---------- Working data
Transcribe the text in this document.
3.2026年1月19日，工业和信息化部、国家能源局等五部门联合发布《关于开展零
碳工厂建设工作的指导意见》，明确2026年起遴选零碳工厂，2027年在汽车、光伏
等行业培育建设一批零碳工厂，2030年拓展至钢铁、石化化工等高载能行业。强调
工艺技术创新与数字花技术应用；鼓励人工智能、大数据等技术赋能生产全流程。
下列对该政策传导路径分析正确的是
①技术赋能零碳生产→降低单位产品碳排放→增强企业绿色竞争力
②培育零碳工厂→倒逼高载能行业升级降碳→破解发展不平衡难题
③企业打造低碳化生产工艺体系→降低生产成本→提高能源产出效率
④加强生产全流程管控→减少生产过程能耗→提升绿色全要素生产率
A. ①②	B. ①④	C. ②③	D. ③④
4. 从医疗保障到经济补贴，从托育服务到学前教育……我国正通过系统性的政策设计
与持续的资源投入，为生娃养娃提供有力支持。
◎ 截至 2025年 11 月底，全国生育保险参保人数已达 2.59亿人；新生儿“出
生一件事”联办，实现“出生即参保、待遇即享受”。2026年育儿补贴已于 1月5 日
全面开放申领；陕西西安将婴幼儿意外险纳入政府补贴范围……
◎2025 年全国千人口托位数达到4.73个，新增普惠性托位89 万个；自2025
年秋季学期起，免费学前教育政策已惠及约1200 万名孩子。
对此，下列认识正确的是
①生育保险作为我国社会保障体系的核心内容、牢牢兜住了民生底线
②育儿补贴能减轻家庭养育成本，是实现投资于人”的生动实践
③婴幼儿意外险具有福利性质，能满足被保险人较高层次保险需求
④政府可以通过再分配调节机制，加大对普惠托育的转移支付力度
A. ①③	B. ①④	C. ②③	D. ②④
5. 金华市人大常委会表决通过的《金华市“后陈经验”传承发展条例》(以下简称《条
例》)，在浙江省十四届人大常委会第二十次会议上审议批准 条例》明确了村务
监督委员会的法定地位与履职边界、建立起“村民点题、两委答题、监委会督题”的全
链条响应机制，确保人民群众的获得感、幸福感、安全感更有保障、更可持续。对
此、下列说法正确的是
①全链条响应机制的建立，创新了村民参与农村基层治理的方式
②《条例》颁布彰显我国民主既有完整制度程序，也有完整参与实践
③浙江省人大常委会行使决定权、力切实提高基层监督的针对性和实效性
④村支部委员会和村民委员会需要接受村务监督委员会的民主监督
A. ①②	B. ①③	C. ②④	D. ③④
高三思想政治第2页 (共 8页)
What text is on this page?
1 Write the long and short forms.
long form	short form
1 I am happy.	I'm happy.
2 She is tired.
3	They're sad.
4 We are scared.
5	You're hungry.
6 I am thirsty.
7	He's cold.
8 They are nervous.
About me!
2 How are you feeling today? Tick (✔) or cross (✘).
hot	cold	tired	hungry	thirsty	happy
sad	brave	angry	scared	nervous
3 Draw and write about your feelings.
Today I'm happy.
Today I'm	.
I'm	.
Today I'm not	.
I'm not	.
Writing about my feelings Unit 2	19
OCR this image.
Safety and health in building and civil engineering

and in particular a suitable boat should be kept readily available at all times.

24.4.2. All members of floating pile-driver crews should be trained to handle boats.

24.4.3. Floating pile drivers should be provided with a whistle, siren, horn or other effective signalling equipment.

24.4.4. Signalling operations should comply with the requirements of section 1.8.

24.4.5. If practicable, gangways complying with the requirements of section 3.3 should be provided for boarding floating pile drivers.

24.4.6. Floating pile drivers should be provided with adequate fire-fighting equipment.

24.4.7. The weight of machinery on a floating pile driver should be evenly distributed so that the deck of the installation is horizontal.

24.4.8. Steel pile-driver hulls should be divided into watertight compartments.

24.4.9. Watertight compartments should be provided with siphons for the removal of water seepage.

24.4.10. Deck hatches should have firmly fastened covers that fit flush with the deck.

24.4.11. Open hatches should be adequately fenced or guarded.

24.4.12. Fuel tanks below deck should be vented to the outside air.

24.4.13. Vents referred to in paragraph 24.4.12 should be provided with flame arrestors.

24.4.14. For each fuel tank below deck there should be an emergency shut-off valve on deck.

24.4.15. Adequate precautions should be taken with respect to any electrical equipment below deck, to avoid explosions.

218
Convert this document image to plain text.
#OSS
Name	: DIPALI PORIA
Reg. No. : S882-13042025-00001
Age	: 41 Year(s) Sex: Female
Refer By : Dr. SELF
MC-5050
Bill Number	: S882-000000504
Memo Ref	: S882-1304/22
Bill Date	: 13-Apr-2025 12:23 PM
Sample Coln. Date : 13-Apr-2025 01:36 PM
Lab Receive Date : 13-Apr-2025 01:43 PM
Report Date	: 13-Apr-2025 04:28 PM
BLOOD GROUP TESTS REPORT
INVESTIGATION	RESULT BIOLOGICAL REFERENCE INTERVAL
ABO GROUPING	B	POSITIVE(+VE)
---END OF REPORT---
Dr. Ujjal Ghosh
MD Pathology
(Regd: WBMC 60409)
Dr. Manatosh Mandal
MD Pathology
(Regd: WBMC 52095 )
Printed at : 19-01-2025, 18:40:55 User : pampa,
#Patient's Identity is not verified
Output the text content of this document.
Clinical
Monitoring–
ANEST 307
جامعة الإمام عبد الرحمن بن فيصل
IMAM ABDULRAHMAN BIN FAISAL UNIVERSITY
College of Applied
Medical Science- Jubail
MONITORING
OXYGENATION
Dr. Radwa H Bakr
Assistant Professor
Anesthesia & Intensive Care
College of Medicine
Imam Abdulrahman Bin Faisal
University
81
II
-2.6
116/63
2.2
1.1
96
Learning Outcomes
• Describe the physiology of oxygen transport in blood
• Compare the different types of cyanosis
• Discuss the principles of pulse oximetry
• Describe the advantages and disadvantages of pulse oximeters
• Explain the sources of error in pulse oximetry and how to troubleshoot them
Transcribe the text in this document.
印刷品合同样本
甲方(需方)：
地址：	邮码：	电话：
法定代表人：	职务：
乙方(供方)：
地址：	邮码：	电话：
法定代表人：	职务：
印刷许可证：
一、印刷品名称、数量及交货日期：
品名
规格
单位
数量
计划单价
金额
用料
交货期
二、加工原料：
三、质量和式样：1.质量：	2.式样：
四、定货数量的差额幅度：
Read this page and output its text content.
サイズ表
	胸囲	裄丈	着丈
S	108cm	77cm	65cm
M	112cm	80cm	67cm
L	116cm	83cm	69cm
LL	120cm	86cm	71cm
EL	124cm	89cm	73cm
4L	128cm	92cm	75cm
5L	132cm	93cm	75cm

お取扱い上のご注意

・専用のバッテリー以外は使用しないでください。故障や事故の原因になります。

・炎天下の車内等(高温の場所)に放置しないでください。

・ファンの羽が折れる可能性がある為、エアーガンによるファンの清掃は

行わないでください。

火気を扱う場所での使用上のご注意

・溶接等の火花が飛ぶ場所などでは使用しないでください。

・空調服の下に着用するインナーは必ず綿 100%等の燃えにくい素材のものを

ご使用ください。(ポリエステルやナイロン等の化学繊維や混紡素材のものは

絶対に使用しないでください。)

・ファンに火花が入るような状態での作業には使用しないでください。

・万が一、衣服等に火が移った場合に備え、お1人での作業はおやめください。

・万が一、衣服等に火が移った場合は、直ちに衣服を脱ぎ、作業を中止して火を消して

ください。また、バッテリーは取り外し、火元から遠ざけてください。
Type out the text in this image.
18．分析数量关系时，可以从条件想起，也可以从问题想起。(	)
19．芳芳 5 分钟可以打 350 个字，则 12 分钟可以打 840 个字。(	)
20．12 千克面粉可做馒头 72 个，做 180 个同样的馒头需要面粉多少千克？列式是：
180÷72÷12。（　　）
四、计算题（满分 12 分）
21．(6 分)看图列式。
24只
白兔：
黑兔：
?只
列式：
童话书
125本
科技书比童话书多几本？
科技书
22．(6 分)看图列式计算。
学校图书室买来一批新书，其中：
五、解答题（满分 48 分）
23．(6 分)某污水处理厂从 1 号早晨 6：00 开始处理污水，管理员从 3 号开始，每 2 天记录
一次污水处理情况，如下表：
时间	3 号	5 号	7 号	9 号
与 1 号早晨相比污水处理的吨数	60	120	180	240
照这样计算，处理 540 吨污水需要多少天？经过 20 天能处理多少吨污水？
--------------------
# What is asked
List the lines of the records where "oximetry" occurs.

# Response to this task
• Discuss the principles of pulse oximetry
• Explain the sources of error in pulse oximetry and how to troubleshoot them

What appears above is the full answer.